▸ **Material provided**

-*-

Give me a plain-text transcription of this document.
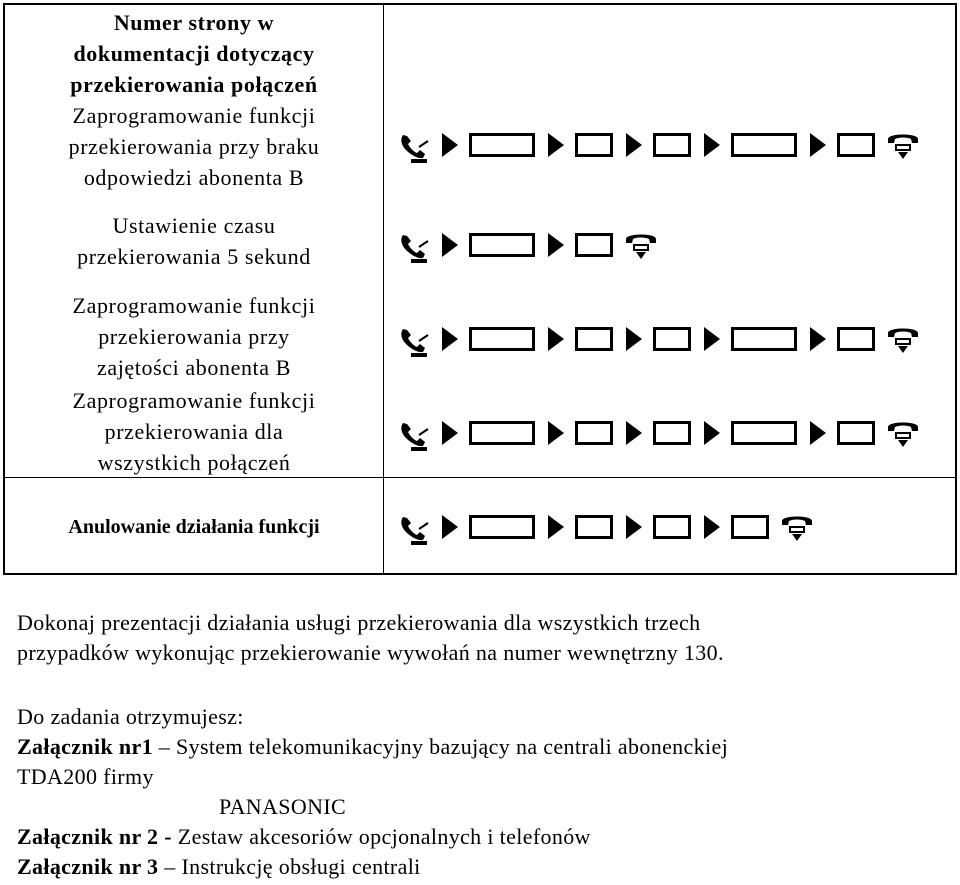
Numer strony w
dokumentacji dotyczący
przekierowania połączeń
Zaprogramowanie funkcji
przekierowania przy braku
odpowiedzi abonenta B
Ustawienie czasu
przekierowania 5 sekund
Zaprogramowanie funkcji
przekierowania przy
zajętości abonenta B
Zaprogramowanie funkcji
przekierowania dla
wszystkich połączeń
Anulowanie działania funkcji
Dokonaj prezentacji działania usługi przekierowania dla wszystkich trzech
przypadków wykonując przekierowanie wywołań na numer wewnętrzny 130.
Do zadania otrzymujesz:
Załącznik nr1 – System telekomunikacyjny bazujący na centrali abonenckiej
TDA200 firmy
PANASONIC
Załącznik nr 2 - Zestaw akcesoriów opcjonalnych i telefonów
Załącznik nr 3 – Instrukcję obsługi centrali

-*-

▸ **Exercise details**
Reproduce the data verbatim. Do not carry any picture into the copy.

▸ **Response to the exercise**
Give me a plain-text transcription of this document.
Numer strony w
dokumentacji dotyczący
przekierowania połączeń
Zaprogramowanie funkcji
przekierowania przy braku
odpowiedzi abonenta B
Ustawienie czasu
przekierowania 5 sekund
Zaprogramowanie funkcji
przekierowania przy
zajętości abonenta B
Zaprogramowanie funkcji
przekierowania dla
wszystkich połączeń
Anulowanie działania funkcji
Dokonaj prezentacji działania usługi przekierowania dla wszystkich trzech
przypadków wykonując przekierowanie wywołań na numer wewnętrzny 130.
Do zadania otrzymujesz:
Załącznik nr1 – System telekomunikacyjny bazujący na centrali abonenckiej
TDA200 firmy
PANASONIC
Załącznik nr 2 - Zestaw akcesoriów opcjonalnych i telefonów
Załącznik nr 3 – Instrukcję obsługi centrali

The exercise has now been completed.